__REQUIREMENTS__: Go through the entries below and pick out every line with "after".

========================

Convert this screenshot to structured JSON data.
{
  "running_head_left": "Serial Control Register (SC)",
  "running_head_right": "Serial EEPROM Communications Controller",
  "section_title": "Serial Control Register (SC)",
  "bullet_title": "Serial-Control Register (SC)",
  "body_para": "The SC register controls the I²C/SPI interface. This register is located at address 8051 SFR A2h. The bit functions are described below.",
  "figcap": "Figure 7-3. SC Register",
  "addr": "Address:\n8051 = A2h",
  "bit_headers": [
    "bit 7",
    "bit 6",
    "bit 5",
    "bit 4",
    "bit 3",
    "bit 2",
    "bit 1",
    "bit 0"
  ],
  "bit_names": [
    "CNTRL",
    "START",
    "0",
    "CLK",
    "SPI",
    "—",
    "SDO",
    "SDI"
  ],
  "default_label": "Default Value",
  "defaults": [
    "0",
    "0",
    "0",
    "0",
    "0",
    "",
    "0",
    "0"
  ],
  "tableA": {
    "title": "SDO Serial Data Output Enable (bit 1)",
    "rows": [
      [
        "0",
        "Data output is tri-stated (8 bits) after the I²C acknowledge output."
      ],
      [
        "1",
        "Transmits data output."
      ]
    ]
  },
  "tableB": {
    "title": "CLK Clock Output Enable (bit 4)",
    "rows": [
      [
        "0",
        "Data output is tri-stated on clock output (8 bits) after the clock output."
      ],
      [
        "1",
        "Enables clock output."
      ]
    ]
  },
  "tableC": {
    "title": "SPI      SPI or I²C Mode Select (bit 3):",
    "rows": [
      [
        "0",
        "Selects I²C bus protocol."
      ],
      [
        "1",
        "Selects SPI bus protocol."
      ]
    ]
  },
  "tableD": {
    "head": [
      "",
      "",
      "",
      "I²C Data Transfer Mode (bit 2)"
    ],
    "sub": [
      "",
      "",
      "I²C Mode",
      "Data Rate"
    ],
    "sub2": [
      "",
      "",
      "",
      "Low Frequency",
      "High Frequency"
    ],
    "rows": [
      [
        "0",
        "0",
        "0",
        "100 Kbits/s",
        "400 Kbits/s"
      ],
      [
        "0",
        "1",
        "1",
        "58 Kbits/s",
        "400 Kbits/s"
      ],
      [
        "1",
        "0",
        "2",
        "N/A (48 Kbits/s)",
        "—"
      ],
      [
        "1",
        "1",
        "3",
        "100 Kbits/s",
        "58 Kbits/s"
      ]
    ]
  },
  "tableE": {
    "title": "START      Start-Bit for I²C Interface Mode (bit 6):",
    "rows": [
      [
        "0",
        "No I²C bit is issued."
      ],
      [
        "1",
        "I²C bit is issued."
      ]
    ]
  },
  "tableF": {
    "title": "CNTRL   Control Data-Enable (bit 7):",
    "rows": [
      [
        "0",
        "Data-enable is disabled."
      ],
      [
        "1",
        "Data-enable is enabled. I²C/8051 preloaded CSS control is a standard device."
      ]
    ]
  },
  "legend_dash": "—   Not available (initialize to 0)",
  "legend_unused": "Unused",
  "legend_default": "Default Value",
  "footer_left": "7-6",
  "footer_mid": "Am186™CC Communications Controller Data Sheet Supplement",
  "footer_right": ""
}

========================

__FULL SOLUTION__:
        "Data output is tri-stated (8 bits) after the I²C acknowledge output."
        "Data output is tri-stated on clock output (8 bits) after the clock output."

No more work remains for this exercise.